● DIRECTIONS:
Identify the lines bearing the string "JSON" and gather them.

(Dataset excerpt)
──────────

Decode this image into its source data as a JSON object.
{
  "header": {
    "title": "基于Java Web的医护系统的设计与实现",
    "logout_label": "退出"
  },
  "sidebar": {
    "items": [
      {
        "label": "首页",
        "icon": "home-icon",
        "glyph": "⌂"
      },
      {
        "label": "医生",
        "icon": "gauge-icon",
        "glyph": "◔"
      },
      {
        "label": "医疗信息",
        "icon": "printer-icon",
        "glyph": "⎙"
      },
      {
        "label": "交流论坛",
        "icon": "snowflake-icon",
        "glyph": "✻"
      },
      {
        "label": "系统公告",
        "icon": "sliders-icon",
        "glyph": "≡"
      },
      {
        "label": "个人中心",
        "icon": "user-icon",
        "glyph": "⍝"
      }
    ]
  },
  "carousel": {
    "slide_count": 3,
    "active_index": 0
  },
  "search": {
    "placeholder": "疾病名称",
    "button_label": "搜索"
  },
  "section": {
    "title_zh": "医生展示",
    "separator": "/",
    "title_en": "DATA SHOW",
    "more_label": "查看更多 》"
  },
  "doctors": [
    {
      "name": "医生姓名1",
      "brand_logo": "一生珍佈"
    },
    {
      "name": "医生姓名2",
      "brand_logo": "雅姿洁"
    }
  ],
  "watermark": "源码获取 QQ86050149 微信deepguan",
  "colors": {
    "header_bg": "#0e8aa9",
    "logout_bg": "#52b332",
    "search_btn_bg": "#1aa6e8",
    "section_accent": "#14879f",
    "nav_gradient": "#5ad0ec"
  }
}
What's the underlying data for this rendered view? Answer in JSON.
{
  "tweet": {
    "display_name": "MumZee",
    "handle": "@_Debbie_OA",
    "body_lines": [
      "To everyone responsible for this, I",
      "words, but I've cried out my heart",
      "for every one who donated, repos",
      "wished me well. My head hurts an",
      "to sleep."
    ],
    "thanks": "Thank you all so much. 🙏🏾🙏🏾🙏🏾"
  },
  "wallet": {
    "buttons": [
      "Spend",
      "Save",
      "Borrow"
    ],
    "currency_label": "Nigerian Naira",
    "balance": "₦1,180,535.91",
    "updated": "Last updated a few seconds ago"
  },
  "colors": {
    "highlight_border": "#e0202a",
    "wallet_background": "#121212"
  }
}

──────────

● RESULT OF THE EXERCISE:
Decode this image into its source data as a JSON object.
What's the underlying data for this rendered view? Answer in JSON.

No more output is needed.